■ **Work to be completed**:
Print everything in the soil mechanics book overview from "The book consist" down to "their mathematical derivations.", word for word.

■ **Source extract**:
The book consist of nine chapters, eight of which deal with traditional soil
mechanics topics, including stresses in semi-infinite soil mass, consolidation, shear
strength, shallow foundations, lateral earth pressure, deep foundations (piles), and
seepage. The book includes one chapter (Chapter 2) that describes several elastic
and elastoplastic material models, some of which are used within the framework of
the finite element method to simulate soil behavior, and that includes a generalized
three-dimensional linear elastic model, the Cam clay model, the cap model and
Lade’s model. For undergraduate teaching, one can include a brief description of
the essential characteristics and parameters of the Cam clay model and the cap
model without much emphasis on their mathematical derivations.
Over 60 solved examples appear throughout the book. Most are solved longhand
to illustrate the concepts and then solved using the finite element method embodied
in a computer program: ABAQUS. All finite element examples are solved using
ABAQUS. This computer program is used worldwide by educators and engineers to
solve various types of civil engineering and engineering mechanics problems. One
of the major advantages of using this program is that it is capable of solving most
geotechnical engineering problems. The program can be used to tackle geotechnical
engineering problems involving two- and three-dimensional configurations that may
include soil and structural elements, total and effective stress analysis, consolidation analysis, seepage analysis, static and dynamic (implicit and explicit) analysis,
failure and post-failure analysis, and a lot more. Nevertheless, other popular finite
element or finite difference computer programs specialized in soil mechanics can be
used in conjunction with this book in lieu of ABAQUS—obviously, this depends
on the instructor’s preference.

■ **Dataset content**:
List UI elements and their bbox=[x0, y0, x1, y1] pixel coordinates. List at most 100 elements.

■ **Result**:
The book consist of nine chapters, eight of which deal with traditional soil
mechanics topics, including stresses in semi-infinite soil mass, consolidation, shear
strength, shallow foundations, lateral earth pressure, deep foundations (piles), and
seepage. The book includes one chapter (Chapter 2) that describes several elastic
and elastoplastic material models, some of which are used within the framework of
the finite element method to simulate soil behavior, and that includes a generalized
three-dimensional linear elastic model, the Cam clay model, the cap model and
Lade’s model. For undergraduate teaching, one can include a brief description of
the essential characteristics and parameters of the Cam clay model and the cap
model without much emphasis on their mathematical derivations.